■ **GIVEN PROBLEM**: Lines from the one containing "Give me the" through the last line of the data are to be repeated word for word, both ends included.

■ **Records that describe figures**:
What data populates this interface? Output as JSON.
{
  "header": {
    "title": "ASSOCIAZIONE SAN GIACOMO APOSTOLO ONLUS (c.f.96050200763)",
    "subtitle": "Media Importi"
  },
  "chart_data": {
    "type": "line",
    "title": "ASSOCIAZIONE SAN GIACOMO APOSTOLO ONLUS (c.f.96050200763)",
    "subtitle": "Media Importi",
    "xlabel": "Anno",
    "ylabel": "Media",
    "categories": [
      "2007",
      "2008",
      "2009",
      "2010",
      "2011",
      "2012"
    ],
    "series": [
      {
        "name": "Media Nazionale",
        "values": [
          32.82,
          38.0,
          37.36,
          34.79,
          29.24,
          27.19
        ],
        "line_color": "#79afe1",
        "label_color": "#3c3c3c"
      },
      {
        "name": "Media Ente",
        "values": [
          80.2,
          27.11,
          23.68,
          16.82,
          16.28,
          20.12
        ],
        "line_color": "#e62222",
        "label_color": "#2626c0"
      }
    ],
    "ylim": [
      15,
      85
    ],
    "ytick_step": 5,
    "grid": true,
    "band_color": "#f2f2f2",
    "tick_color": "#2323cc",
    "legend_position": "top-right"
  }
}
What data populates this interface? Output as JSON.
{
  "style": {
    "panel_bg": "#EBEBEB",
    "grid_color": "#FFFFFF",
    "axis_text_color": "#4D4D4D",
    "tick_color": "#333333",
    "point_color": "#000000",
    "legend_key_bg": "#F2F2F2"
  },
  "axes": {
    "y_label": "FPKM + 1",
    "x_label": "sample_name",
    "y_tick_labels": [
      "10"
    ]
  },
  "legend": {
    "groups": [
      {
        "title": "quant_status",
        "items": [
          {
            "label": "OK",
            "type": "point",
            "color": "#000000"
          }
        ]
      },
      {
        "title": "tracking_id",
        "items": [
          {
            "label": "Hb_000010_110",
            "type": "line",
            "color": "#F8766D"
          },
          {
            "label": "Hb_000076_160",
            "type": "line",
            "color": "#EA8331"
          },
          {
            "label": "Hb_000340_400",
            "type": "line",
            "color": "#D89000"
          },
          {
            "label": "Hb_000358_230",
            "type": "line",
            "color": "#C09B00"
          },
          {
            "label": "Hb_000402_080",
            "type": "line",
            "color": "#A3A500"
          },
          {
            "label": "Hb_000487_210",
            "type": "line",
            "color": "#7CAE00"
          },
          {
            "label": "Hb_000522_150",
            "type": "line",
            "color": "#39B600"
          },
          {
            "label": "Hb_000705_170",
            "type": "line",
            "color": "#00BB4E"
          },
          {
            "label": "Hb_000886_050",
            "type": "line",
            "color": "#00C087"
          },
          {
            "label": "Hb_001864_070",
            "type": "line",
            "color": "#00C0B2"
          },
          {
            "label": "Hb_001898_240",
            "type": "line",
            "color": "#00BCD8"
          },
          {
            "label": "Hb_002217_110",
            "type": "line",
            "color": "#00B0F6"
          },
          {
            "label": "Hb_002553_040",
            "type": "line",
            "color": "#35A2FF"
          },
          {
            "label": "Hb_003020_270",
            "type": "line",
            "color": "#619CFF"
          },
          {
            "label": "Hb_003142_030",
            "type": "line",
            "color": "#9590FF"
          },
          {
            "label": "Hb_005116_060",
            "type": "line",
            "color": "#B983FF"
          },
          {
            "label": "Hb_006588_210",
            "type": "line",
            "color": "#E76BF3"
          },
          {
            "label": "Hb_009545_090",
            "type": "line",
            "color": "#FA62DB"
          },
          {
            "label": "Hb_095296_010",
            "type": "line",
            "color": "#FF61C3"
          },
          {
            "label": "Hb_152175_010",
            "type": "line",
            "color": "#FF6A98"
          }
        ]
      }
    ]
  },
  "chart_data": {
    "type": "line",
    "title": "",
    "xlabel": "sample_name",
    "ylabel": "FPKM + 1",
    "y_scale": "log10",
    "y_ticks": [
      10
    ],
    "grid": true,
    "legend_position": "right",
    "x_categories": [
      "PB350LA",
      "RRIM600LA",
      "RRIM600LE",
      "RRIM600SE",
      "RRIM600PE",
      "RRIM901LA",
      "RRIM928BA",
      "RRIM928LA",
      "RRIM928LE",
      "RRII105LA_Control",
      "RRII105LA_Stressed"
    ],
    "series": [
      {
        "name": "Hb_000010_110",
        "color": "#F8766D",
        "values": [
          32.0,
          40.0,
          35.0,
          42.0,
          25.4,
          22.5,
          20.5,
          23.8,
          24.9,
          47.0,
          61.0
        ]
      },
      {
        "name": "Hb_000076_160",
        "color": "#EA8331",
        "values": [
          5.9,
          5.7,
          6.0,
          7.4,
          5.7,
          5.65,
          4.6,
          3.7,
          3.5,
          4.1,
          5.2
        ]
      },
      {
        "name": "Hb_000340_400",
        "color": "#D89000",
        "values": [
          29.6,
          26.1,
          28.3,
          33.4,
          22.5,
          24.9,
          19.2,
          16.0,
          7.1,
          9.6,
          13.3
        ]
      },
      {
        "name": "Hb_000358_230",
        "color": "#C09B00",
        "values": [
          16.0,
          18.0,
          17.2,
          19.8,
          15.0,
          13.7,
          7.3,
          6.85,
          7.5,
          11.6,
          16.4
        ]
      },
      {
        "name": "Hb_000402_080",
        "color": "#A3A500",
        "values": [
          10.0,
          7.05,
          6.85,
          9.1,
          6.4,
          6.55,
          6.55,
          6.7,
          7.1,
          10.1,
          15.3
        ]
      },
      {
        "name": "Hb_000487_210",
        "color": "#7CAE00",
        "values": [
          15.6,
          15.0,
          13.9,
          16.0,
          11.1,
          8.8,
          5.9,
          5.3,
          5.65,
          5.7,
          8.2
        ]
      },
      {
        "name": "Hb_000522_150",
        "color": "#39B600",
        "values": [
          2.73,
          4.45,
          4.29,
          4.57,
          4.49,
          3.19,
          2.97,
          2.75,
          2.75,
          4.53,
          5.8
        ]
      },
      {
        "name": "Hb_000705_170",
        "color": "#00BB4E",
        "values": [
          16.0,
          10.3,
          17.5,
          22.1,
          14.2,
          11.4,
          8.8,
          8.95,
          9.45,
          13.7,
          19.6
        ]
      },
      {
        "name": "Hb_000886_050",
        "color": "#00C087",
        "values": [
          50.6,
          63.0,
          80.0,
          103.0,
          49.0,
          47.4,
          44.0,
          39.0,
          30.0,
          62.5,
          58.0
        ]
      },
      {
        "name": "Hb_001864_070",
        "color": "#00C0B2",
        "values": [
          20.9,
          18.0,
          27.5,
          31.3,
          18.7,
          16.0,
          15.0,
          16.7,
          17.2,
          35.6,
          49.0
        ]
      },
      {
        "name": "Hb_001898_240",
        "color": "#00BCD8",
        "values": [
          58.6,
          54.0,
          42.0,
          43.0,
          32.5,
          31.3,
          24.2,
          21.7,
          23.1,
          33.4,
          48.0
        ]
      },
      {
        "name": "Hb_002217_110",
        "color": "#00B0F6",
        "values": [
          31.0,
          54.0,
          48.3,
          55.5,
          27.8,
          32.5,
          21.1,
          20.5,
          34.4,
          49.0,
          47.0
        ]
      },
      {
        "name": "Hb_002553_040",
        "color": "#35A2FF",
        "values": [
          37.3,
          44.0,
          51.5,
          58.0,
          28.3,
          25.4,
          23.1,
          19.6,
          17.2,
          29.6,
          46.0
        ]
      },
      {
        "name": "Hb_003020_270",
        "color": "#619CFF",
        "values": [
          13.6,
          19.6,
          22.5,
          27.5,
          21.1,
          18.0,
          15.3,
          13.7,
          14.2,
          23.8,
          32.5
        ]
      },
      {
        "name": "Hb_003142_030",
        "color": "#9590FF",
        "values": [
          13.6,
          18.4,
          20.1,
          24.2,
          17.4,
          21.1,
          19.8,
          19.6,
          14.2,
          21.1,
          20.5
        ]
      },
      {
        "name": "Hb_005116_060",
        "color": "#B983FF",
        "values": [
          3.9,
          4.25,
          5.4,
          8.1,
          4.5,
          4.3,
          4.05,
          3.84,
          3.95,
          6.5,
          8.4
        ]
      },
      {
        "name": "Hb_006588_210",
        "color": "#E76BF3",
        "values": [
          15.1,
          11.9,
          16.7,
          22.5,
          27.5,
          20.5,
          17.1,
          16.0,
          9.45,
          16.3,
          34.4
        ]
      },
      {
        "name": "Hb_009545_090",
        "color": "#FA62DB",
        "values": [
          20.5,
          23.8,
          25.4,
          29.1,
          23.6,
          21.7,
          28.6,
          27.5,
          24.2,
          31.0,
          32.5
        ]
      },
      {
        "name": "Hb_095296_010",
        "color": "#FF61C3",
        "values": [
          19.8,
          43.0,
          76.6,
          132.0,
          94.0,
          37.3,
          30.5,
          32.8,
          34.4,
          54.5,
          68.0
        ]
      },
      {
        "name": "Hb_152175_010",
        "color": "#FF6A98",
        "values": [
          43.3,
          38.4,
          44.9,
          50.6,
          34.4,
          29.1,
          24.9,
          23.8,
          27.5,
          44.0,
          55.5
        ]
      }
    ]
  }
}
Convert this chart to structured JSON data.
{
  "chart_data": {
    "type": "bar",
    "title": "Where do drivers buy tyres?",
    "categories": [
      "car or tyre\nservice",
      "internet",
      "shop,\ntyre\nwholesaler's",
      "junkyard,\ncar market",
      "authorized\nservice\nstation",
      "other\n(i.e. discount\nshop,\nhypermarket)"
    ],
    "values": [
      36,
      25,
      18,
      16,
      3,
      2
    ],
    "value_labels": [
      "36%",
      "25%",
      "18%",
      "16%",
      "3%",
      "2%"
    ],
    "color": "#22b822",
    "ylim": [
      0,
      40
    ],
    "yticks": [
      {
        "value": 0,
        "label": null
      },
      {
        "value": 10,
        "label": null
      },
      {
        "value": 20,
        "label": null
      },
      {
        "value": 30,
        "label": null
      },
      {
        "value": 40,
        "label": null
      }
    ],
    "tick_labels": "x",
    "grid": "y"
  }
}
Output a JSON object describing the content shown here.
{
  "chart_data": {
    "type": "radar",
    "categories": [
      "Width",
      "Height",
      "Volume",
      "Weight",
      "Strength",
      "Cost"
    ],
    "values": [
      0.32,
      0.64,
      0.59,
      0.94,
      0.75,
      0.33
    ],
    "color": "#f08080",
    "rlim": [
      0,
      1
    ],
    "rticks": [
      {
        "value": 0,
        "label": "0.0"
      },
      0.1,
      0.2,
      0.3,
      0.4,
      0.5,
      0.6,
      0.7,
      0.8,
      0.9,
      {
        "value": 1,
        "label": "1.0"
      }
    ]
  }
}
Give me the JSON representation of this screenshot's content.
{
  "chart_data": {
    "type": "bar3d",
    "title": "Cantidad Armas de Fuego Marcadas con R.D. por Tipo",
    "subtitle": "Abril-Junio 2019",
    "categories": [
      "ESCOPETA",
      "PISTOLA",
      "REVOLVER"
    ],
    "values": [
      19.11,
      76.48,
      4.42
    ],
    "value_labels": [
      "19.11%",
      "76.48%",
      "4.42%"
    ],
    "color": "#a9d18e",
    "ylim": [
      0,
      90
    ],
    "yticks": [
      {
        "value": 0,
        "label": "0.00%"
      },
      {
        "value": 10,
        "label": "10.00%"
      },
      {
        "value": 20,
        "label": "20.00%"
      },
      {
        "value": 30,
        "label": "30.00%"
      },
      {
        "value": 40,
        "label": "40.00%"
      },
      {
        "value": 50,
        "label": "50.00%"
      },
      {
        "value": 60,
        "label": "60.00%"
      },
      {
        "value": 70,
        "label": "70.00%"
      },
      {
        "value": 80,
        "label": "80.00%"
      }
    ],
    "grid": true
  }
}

■ **TASK ANSWER**:
Give me the JSON representation of this screenshot's content.
{
  "chart_data": {
    "type": "bar3d",
    "title": "Cantidad Armas de Fuego Marcadas con R.D. por Tipo",
    "subtitle": "Abril-Junio 2019",
    "categories": [
      "ESCOPETA",
      "PISTOLA",
      "REVOLVER"
    ],
    "values": [
      19.11,
      76.48,
      4.42
    ],
    "value_labels": [
      "19.11%",
      "76.48%",
      "4.42%"
    ],
    "color": "#a9d18e",
    "ylim": [
      0,
      90
    ],
    "yticks": [
      {
        "value": 0,
        "label": "0.00%"
      },
      {
        "value": 10,
        "label": "10.00%"
      },
      {
        "value": 20,
        "label": "20.00%"
      },
      {
        "value": 30,
        "label": "30.00%"
      },
      {
        "value": 40,
        "label": "40.00%"
      },
      {
        "value": 50,
        "label": "50.00%"
      },
      {
        "value": 60,
        "label": "60.00%"
      },
      {
        "value": 70,
        "label": "70.00%"
      },
      {
        "value": 80,
        "label": "80.00%"
      }
    ],
    "grid": true
  }
}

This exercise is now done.